▶ [EXERCISE DETAILS]:
Using the material that follows, identify and copy each line with the string "doesn".

═════ SUPPLIED INFORMATION

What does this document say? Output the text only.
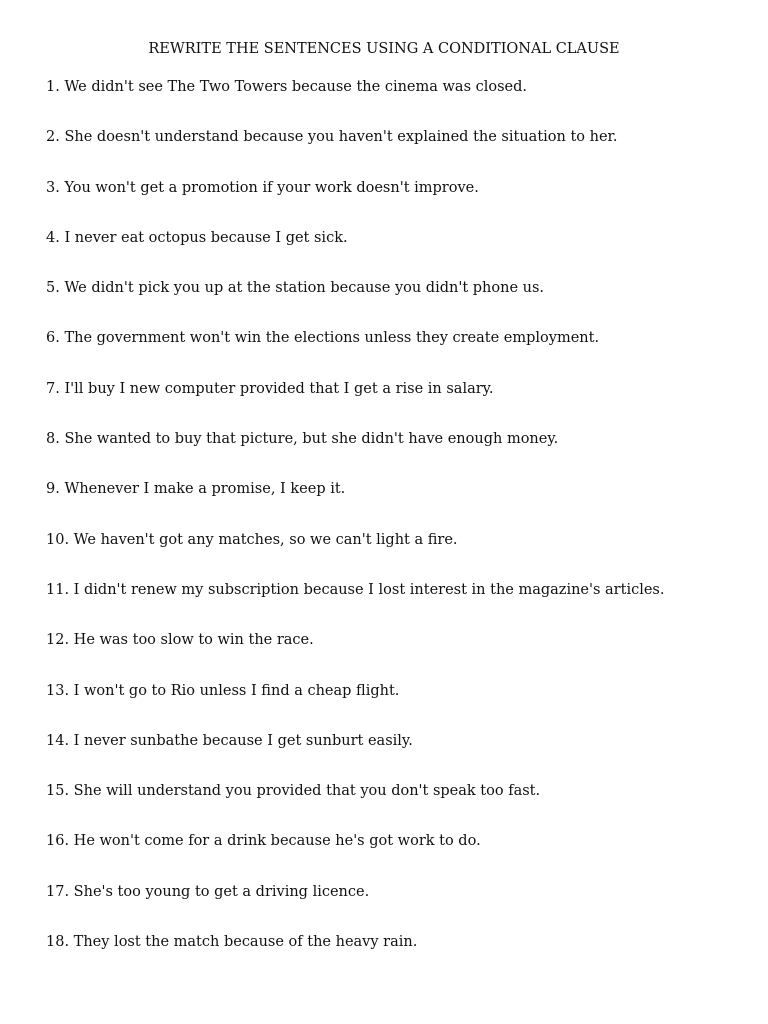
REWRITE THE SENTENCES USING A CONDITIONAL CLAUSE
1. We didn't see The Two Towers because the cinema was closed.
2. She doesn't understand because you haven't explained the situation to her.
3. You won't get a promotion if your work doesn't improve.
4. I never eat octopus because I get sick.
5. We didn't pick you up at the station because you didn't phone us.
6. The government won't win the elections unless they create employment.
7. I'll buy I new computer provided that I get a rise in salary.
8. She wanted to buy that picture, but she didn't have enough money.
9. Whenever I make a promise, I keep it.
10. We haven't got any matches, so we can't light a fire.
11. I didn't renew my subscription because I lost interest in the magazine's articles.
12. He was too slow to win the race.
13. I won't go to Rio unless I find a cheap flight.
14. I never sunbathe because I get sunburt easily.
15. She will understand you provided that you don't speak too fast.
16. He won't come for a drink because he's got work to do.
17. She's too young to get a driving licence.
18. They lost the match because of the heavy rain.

══════════
═════ SUPPLIED INFORMATION

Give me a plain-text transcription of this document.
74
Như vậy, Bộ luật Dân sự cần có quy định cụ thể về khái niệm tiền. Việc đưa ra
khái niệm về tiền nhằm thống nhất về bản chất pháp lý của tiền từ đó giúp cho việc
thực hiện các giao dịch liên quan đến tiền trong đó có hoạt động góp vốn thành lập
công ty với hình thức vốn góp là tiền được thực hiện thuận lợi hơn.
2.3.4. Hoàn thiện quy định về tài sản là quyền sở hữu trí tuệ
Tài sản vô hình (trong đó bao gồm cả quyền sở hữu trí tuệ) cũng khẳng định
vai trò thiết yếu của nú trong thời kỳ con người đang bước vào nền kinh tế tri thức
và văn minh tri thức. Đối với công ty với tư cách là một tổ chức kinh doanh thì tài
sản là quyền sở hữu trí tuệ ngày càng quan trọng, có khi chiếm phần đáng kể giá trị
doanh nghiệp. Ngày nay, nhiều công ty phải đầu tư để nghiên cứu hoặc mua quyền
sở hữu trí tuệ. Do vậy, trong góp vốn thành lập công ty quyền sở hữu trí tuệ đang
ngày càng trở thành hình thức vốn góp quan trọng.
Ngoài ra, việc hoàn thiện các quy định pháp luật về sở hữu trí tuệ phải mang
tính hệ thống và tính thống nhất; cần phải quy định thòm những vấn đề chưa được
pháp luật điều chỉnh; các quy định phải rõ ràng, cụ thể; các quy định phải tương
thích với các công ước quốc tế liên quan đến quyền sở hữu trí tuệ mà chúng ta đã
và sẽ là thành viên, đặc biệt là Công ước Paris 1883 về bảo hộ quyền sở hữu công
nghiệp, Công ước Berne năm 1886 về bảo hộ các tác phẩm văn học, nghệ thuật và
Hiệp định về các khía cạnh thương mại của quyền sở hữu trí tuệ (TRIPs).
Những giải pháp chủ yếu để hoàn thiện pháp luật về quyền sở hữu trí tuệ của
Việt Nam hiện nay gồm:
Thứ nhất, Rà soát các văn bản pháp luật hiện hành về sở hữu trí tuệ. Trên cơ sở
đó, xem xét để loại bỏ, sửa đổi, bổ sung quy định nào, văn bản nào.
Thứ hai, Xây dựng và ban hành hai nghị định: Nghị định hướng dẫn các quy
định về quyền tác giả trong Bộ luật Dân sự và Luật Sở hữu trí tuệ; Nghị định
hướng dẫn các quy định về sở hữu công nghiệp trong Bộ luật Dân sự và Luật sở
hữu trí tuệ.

══════════
═════ SUPPLIED INFORMATION

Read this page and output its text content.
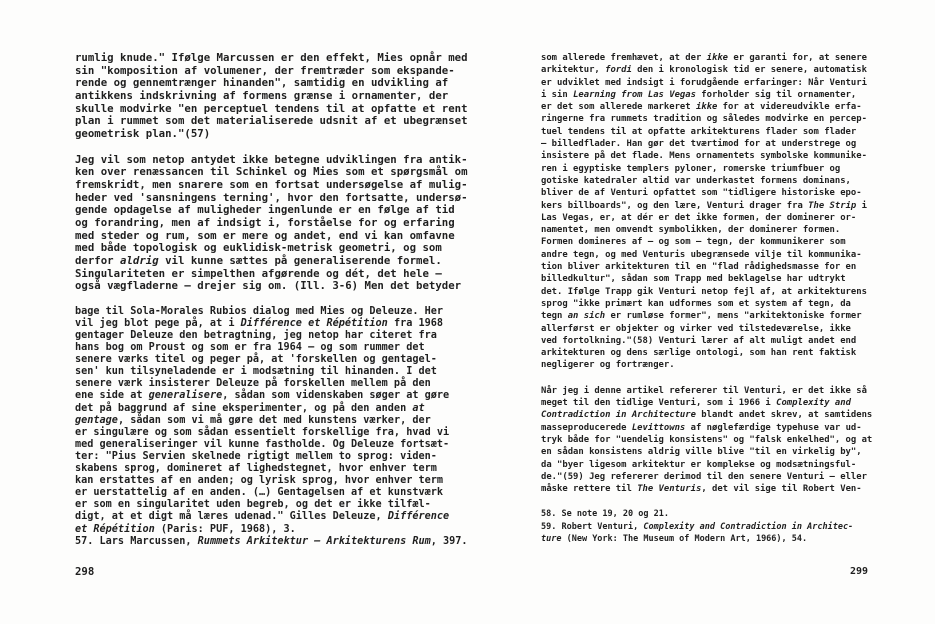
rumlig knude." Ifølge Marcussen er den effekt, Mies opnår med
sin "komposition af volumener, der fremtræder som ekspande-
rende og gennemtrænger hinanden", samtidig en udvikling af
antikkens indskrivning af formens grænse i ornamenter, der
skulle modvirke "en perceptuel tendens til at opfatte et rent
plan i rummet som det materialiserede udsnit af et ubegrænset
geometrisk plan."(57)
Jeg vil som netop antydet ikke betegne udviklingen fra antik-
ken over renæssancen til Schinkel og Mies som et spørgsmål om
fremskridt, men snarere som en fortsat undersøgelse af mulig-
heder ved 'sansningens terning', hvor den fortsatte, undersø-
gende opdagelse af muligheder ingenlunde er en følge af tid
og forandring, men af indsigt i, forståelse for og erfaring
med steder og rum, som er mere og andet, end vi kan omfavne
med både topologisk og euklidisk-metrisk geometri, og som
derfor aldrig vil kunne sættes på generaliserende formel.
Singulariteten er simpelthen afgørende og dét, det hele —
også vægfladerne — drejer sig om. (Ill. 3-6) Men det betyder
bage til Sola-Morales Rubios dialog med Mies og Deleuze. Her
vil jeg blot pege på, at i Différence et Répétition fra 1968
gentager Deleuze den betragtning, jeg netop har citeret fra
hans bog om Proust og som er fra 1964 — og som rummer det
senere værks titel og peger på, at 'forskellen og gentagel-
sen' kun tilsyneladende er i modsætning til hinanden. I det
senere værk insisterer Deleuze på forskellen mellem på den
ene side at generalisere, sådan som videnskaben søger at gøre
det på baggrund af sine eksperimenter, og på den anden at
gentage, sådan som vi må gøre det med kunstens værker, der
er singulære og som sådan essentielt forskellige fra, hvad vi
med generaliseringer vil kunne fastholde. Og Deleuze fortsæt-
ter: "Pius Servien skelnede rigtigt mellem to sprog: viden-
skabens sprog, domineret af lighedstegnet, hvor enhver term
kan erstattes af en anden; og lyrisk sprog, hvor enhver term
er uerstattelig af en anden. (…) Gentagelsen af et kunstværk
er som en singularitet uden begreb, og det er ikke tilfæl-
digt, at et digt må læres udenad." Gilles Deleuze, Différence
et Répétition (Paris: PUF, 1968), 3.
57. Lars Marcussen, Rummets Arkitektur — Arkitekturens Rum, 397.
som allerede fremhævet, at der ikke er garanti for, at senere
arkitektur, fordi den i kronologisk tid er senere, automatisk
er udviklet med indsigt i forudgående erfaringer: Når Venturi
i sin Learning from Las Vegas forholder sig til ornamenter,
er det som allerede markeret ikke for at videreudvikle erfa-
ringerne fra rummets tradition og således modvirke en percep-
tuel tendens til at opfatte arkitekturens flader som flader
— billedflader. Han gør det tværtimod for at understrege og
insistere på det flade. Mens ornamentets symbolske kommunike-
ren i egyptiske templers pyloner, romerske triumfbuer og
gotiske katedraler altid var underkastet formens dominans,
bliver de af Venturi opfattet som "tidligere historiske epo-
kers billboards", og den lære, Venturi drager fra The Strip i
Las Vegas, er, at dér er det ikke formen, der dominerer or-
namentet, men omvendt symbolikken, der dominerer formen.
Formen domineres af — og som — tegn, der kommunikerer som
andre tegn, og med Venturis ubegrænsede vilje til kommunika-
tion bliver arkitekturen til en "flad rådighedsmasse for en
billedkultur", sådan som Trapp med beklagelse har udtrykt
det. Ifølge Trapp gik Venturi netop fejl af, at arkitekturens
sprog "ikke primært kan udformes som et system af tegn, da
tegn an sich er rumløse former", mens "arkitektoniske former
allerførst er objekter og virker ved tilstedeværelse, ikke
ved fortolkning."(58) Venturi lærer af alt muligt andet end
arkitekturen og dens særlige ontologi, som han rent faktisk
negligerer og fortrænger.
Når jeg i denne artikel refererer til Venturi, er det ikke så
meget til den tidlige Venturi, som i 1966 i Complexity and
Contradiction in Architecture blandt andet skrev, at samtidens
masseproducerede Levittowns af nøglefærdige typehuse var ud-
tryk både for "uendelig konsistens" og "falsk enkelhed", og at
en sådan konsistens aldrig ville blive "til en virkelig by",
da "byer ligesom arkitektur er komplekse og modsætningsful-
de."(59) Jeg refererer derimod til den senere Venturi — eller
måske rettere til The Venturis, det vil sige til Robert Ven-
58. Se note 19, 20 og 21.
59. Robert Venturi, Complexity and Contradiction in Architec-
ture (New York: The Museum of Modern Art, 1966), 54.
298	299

══════════

▶ [WRITTEN RESPONSE]:
2. She doesn't understand because you haven't explained the situation to her.
3. You won't get a promotion if your work doesn't improve.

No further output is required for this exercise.